(Problems and tasks)
a. In the forum thread on solving y = x^2 + 7 and y = 4x + 3, how many solutions does Edwin McCravy say the system has, and why?
b. Resume the forum thread on solving y = x^2 + 7 and y = 4x + 3, starting right after its last sentence.

(Beginning of Passage to read)

Solve the system: y = x^2 + 7, y = 4x + 3

Thank you
Found 2 solutions by checkley77, Edwin McCravy:
Answer by checkley77(12844) (Show Source):
You can put this solution on YOUR website!
y = x^2 + 7
y = 4x + 3
x^2+7=4x+3
x^2-4x+7-3=0
x^2+4x+4=0
(x+2)(x+2)=0
x-2=0
x=-2 ans.
y=-2^2+7
y=4+7=11 ans
y=4*2+3=8+3=11 ans.

Answer by Edwin McCravy(20054) (Show Source):
You can put this solution on YOUR website!
y = x^2 + 7, y = 4x + 3

Since y equals to both x^2 + 7 and to 4x + 3, set them equal to each other:
x^2 + 7 = 4x + 3
Get 0 on the right by subtracting the right side from both sides:
x^2 - 4x + 4 = 0
Factor the left side:
(x - 2)(x - 2) = 0
x - 2 = 0; x - 2 = 0
x = 2 x = 2
There is one solution since both came out the same.

(End of Passage to read)
(Beginning of Material provided)

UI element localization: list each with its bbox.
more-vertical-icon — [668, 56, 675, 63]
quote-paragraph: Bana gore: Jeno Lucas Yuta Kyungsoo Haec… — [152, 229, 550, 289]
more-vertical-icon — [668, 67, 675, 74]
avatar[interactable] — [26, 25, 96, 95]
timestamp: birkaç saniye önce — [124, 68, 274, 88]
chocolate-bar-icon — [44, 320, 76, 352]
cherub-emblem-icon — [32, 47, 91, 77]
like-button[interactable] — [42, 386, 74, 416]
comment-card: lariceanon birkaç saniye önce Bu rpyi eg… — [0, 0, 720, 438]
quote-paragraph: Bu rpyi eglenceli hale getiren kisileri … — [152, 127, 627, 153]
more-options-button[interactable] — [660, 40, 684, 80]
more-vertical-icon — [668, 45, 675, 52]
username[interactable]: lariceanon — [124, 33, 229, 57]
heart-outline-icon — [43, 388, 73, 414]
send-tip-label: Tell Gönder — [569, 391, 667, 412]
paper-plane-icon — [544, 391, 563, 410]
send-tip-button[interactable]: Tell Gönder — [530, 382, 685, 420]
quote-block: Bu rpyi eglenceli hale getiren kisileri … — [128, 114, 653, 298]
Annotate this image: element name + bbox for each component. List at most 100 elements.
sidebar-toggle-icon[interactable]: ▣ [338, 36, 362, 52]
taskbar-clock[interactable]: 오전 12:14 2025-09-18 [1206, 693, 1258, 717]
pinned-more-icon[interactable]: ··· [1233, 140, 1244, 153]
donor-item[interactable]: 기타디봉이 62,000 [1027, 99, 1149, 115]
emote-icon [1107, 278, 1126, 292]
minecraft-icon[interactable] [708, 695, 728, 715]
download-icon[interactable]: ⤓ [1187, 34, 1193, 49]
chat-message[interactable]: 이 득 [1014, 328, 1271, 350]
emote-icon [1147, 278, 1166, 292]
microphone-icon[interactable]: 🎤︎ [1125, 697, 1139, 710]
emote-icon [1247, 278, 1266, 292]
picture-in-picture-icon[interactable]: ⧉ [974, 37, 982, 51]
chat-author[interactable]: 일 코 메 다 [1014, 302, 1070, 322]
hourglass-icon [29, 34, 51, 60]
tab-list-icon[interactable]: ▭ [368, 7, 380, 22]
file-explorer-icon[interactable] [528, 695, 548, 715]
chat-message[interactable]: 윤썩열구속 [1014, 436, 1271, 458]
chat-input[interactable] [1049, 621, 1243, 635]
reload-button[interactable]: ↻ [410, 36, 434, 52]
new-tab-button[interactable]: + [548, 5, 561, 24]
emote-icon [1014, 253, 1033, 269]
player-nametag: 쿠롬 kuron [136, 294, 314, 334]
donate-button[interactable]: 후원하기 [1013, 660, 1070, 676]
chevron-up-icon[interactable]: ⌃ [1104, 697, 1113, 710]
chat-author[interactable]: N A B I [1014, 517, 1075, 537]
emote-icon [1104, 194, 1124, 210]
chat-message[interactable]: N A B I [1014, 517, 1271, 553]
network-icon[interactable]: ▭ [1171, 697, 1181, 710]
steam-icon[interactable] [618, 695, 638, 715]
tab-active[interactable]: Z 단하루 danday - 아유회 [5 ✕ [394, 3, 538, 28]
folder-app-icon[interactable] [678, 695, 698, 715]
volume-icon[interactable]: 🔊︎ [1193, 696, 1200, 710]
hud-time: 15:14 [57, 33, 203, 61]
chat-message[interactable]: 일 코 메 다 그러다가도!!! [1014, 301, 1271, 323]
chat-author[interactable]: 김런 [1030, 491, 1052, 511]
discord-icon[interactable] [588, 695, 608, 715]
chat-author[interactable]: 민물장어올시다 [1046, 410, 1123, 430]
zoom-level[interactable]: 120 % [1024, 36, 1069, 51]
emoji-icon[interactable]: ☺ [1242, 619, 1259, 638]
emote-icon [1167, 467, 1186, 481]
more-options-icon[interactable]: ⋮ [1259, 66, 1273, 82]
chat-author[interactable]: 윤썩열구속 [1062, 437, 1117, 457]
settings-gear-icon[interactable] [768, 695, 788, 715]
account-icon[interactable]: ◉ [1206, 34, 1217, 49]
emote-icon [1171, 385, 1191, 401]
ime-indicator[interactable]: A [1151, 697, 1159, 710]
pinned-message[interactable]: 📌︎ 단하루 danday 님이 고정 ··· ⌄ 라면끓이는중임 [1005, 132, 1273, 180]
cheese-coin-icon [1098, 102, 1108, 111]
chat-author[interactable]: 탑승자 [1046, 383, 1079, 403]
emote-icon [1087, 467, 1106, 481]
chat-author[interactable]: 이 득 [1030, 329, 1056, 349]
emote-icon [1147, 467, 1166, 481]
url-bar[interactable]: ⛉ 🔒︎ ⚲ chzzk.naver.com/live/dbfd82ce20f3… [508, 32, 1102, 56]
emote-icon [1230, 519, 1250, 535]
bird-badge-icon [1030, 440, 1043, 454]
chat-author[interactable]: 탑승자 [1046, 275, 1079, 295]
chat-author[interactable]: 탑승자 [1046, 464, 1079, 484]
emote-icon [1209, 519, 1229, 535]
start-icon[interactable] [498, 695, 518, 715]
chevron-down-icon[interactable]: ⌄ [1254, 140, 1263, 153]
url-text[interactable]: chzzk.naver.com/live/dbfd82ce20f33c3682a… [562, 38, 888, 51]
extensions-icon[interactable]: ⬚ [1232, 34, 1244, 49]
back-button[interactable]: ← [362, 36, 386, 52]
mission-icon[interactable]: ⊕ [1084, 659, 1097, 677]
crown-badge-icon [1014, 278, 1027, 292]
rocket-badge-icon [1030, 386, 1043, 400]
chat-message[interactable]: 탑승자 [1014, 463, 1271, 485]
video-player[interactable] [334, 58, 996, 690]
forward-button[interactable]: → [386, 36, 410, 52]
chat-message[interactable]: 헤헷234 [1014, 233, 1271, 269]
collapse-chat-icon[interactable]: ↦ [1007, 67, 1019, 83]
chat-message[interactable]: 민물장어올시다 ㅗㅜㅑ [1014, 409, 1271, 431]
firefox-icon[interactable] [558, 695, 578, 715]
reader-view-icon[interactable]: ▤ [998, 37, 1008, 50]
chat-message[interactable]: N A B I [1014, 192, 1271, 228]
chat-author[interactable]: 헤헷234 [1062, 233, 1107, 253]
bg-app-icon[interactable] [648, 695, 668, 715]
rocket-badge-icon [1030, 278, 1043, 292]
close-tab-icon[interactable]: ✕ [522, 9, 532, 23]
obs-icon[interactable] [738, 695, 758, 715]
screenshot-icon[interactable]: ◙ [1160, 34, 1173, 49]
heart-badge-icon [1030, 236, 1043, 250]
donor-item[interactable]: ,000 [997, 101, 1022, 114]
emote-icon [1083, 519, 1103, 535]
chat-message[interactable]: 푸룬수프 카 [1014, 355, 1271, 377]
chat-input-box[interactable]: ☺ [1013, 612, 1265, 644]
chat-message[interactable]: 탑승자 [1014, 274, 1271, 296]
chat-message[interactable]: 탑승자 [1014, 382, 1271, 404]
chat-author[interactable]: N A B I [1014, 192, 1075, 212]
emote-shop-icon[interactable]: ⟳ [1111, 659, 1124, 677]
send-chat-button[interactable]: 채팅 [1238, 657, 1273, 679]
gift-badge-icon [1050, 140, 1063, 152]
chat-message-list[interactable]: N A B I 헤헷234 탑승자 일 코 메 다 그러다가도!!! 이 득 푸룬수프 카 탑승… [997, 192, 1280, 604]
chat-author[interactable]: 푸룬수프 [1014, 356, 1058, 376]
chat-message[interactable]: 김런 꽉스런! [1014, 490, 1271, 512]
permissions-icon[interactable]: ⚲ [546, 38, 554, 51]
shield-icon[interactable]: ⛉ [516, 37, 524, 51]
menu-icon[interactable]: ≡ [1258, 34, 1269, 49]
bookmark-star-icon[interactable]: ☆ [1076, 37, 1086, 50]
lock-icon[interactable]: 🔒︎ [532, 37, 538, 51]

(End of Material provided)

(Outputs in order)
a. One solution, because both factors gave the same value, x = 2.

b.
Find y by substituting in either of the two original equations:
y = 4x + 3
y = 4(2) + 3
y = 8 + 3
y = 11
So the solution is (x,y) = (2,11), which means that the graphs of
y = x^2 + 7 and y = 4x + 3
intersect at the point (2,11)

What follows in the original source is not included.